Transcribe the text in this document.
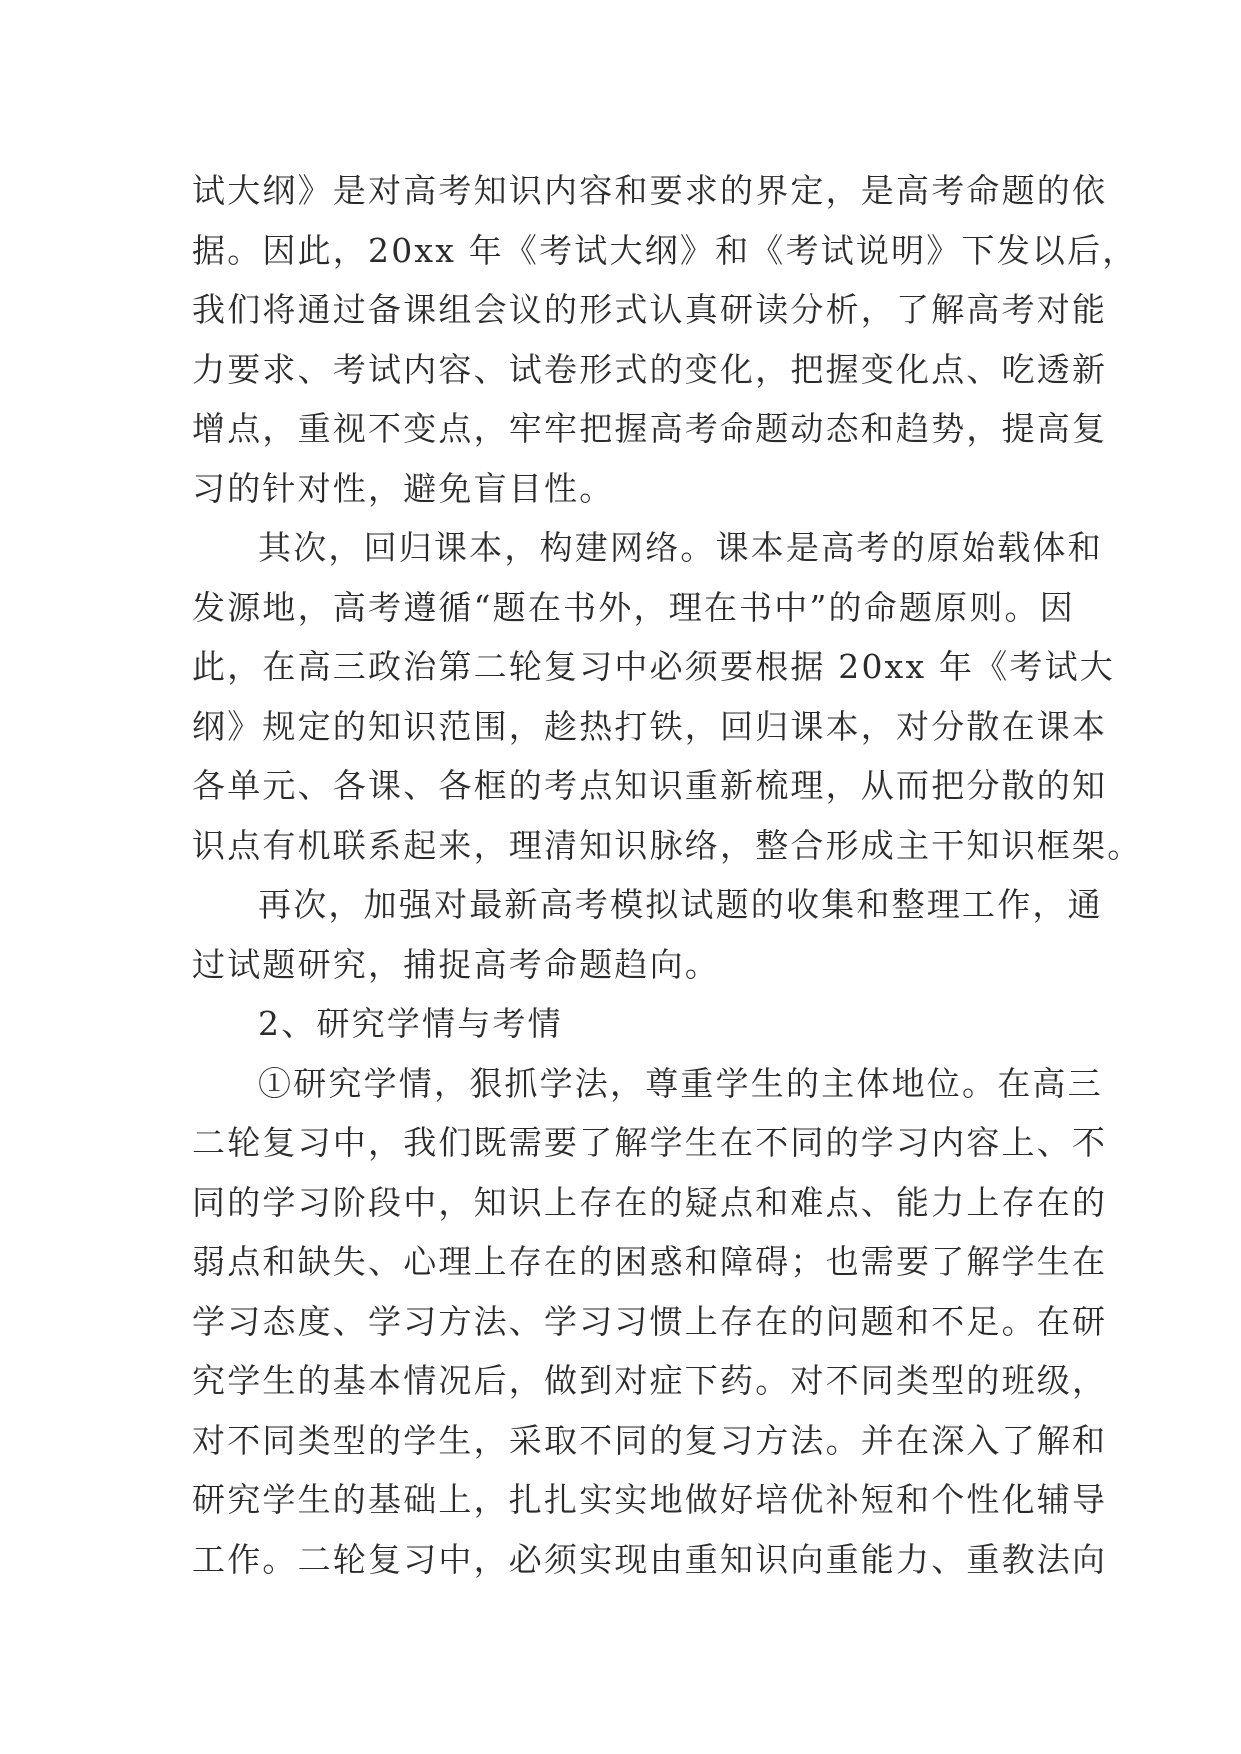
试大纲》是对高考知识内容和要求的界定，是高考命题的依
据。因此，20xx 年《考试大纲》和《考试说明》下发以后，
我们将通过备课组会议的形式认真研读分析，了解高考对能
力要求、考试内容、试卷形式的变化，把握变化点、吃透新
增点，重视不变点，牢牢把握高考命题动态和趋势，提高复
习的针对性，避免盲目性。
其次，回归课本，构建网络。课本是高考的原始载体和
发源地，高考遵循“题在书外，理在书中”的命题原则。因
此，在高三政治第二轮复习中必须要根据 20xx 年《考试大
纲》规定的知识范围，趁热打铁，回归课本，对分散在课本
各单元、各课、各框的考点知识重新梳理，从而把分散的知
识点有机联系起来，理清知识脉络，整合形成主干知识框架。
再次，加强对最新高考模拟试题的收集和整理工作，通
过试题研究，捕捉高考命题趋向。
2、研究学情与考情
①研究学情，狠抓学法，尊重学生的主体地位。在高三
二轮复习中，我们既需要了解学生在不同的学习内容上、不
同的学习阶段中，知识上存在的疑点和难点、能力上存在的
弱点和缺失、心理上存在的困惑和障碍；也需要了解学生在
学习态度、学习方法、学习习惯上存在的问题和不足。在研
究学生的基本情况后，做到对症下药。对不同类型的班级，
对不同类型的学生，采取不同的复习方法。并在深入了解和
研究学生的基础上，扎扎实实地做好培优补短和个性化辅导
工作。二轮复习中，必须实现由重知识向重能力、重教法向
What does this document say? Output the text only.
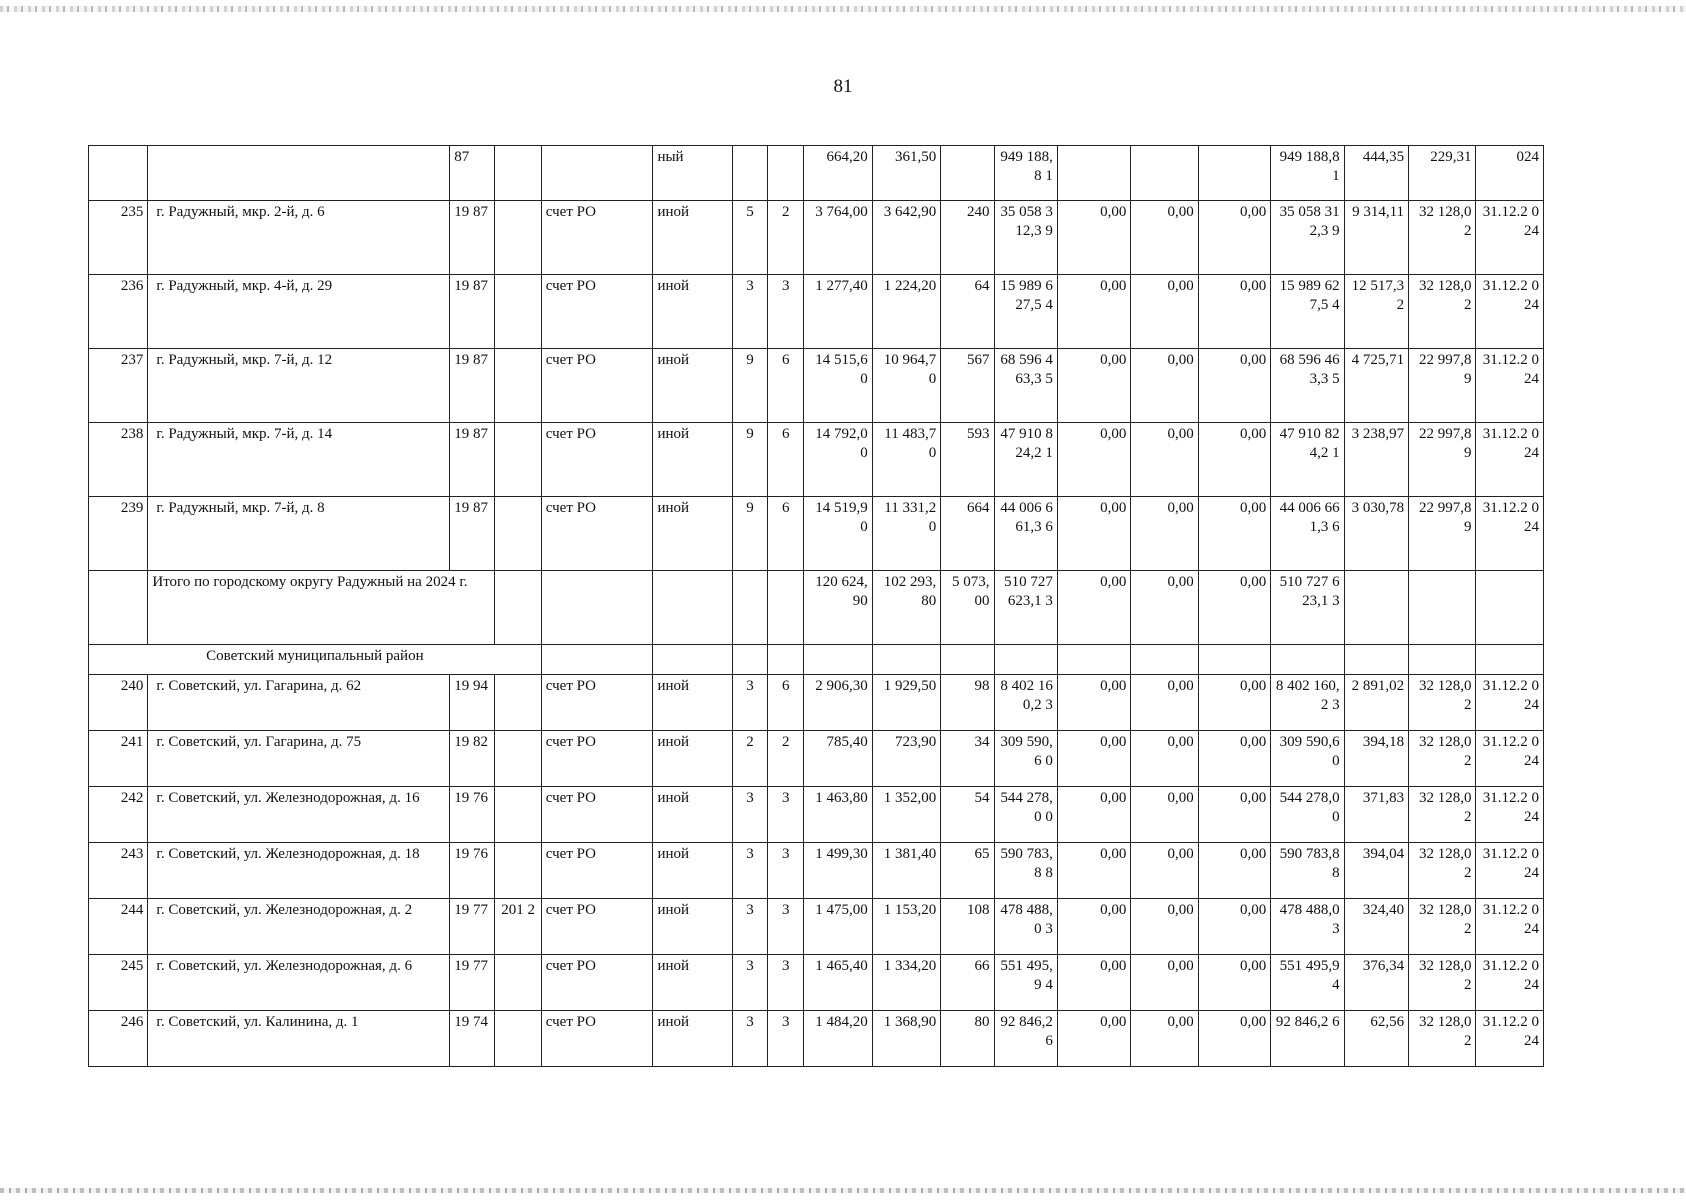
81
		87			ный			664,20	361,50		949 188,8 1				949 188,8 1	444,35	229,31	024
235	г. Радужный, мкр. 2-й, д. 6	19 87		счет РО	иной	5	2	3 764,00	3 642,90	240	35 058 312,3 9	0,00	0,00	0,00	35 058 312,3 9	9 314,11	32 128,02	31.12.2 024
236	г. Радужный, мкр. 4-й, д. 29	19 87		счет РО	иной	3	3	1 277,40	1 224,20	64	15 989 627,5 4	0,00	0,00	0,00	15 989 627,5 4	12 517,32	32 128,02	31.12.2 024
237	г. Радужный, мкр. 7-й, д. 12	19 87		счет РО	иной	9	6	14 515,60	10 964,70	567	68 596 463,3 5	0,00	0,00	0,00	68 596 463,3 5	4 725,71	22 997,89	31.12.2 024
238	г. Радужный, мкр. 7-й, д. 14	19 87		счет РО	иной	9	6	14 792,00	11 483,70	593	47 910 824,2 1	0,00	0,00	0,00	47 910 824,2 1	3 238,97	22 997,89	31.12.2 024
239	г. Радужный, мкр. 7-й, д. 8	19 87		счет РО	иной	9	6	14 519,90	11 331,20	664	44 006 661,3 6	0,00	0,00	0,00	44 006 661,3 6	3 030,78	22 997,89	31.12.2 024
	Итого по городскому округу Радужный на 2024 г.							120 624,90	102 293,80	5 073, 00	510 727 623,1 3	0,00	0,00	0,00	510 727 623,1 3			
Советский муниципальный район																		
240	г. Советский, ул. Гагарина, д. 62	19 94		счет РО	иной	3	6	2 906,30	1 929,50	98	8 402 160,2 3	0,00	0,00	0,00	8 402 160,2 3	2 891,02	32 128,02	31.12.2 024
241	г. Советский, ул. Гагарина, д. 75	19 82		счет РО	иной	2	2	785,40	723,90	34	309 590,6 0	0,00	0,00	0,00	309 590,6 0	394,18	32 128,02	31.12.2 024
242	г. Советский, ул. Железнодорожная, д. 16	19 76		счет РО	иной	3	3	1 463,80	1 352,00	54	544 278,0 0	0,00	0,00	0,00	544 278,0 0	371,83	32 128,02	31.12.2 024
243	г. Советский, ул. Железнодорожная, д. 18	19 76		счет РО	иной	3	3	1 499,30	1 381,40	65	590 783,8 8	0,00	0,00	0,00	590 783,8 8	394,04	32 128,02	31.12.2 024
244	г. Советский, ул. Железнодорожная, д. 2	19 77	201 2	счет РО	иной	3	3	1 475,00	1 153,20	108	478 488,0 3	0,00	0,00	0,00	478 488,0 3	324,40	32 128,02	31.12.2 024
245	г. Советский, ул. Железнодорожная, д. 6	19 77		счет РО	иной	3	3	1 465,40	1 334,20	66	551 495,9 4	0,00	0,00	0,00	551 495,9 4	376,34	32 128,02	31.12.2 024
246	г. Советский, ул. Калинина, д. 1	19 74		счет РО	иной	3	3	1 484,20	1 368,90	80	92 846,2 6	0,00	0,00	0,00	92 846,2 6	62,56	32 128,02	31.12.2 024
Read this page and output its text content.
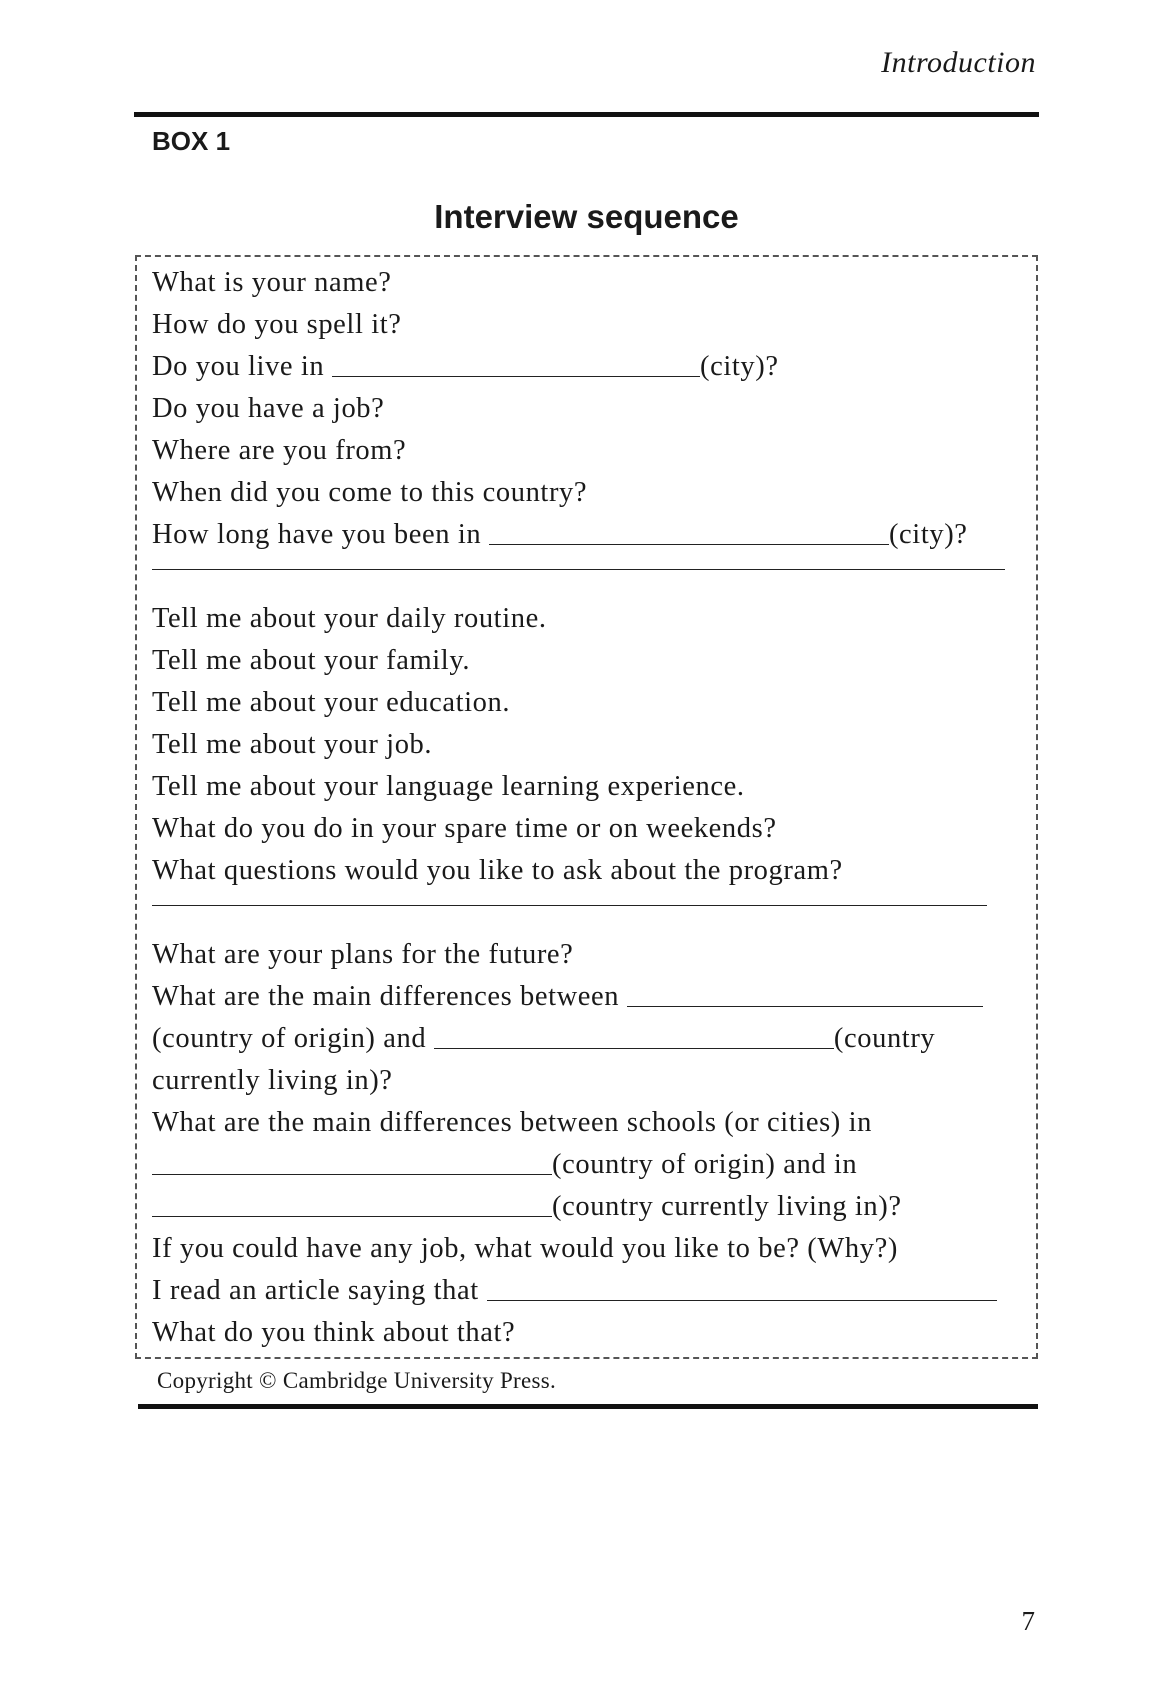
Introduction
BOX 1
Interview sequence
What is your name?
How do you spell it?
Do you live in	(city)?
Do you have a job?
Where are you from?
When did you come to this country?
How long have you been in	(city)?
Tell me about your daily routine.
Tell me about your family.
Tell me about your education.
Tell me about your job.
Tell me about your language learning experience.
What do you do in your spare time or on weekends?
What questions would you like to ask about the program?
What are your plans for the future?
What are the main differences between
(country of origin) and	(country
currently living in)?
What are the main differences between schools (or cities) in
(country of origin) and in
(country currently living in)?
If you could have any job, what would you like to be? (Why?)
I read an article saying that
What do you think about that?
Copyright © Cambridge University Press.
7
===============
AIM
Nothing in the entries above should change when they are printed again, except that the pictures are dropped.

ANSWER TO THE EXERCISE
Transcribe the text in this document.
试大纲》是对高考知识内容和要求的界定，是高考命题的依
据。因此，20xx 年《考试大纲》和《考试说明》下发以后，
我们将通过备课组会议的形式认真研读分析，了解高考对能
力要求、考试内容、试卷形式的变化，把握变化点、吃透新
增点，重视不变点，牢牢把握高考命题动态和趋势，提高复
习的针对性，避免盲目性。
其次，回归课本，构建网络。课本是高考的原始载体和
发源地，高考遵循“题在书外，理在书中”的命题原则。因
此，在高三政治第二轮复习中必须要根据 20xx 年《考试大
纲》规定的知识范围，趁热打铁，回归课本，对分散在课本
各单元、各课、各框的考点知识重新梳理，从而把分散的知
识点有机联系起来，理清知识脉络，整合形成主干知识框架。
再次，加强对最新高考模拟试题的收集和整理工作，通
过试题研究，捕捉高考命题趋向。
2、研究学情与考情
①研究学情，狠抓学法，尊重学生的主体地位。在高三
二轮复习中，我们既需要了解学生在不同的学习内容上、不
同的学习阶段中，知识上存在的疑点和难点、能力上存在的
弱点和缺失、心理上存在的困惑和障碍；也需要了解学生在
学习态度、学习方法、学习习惯上存在的问题和不足。在研
究学生的基本情况后，做到对症下药。对不同类型的班级，
对不同类型的学生，采取不同的复习方法。并在深入了解和
研究学生的基础上，扎扎实实地做好培优补短和个性化辅导
工作。二轮复习中，必须实现由重知识向重能力、重教法向
What does this document say? Output the text only.
81
		87			ный			664,20	361,50		949 188,8 1				949 188,8 1	444,35	229,31	024
235	г. Радужный, мкр. 2-й, д. 6	19 87		счет РО	иной	5	2	3 764,00	3 642,90	240	35 058 312,3 9	0,00	0,00	0,00	35 058 312,3 9	9 314,11	32 128,02	31.12.2 024
236	г. Радужный, мкр. 4-й, д. 29	19 87		счет РО	иной	3	3	1 277,40	1 224,20	64	15 989 627,5 4	0,00	0,00	0,00	15 989 627,5 4	12 517,32	32 128,02	31.12.2 024
237	г. Радужный, мкр. 7-й, д. 12	19 87		счет РО	иной	9	6	14 515,60	10 964,70	567	68 596 463,3 5	0,00	0,00	0,00	68 596 463,3 5	4 725,71	22 997,89	31.12.2 024
238	г. Радужный, мкр. 7-й, д. 14	19 87		счет РО	иной	9	6	14 792,00	11 483,70	593	47 910 824,2 1	0,00	0,00	0,00	47 910 824,2 1	3 238,97	22 997,89	31.12.2 024
239	г. Радужный, мкр. 7-й, д. 8	19 87		счет РО	иной	9	6	14 519,90	11 331,20	664	44 006 661,3 6	0,00	0,00	0,00	44 006 661,3 6	3 030,78	22 997,89	31.12.2 024
	Итого по городскому округу Радужный на 2024 г.							120 624,90	102 293,80	5 073, 00	510 727 623,1 3	0,00	0,00	0,00	510 727 623,1 3			
Советский муниципальный район																		
240	г. Советский, ул. Гагарина, д. 62	19 94		счет РО	иной	3	6	2 906,30	1 929,50	98	8 402 160,2 3	0,00	0,00	0,00	8 402 160,2 3	2 891,02	32 128,02	31.12.2 024
241	г. Советский, ул. Гагарина, д. 75	19 82		счет РО	иной	2	2	785,40	723,90	34	309 590,6 0	0,00	0,00	0,00	309 590,6 0	394,18	32 128,02	31.12.2 024
242	г. Советский, ул. Железнодорожная, д. 16	19 76		счет РО	иной	3	3	1 463,80	1 352,00	54	544 278,0 0	0,00	0,00	0,00	544 278,0 0	371,83	32 128,02	31.12.2 024
243	г. Советский, ул. Железнодорожная, д. 18	19 76		счет РО	иной	3	3	1 499,30	1 381,40	65	590 783,8 8	0,00	0,00	0,00	590 783,8 8	394,04	32 128,02	31.12.2 024
244	г. Советский, ул. Железнодорожная, д. 2	19 77	201 2	счет РО	иной	3	3	1 475,00	1 153,20	108	478 488,0 3	0,00	0,00	0,00	478 488,0 3	324,40	32 128,02	31.12.2 024
245	г. Советский, ул. Железнодорожная, д. 6	19 77		счет РО	иной	3	3	1 465,40	1 334,20	66	551 495,9 4	0,00	0,00	0,00	551 495,9 4	376,34	32 128,02	31.12.2 024
246	г. Советский, ул. Калинина, д. 1	19 74		счет РО	иной	3	3	1 484,20	1 368,90	80	92 846,2 6	0,00	0,00	0,00	92 846,2 6	62,56	32 128,02	31.12.2 024
Read this page and output its text content.
Introduction
BOX 1
Interview sequence
What is your name?
How do you spell it?
Do you live in	(city)?
Do you have a job?
Where are you from?
When did you come to this country?
How long have you been in	(city)?
Tell me about your daily routine.
Tell me about your family.
Tell me about your education.
Tell me about your job.
Tell me about your language learning experience.
What do you do in your spare time or on weekends?
What questions would you like to ask about the program?
What are your plans for the future?
What are the main differences between
(country of origin) and	(country
currently living in)?
What are the main differences between schools (or cities) in
(country of origin) and in
(country currently living in)?
If you could have any job, what would you like to be? (Why?)
I read an article saying that
What do you think about that?
Copyright © Cambridge University Press.
7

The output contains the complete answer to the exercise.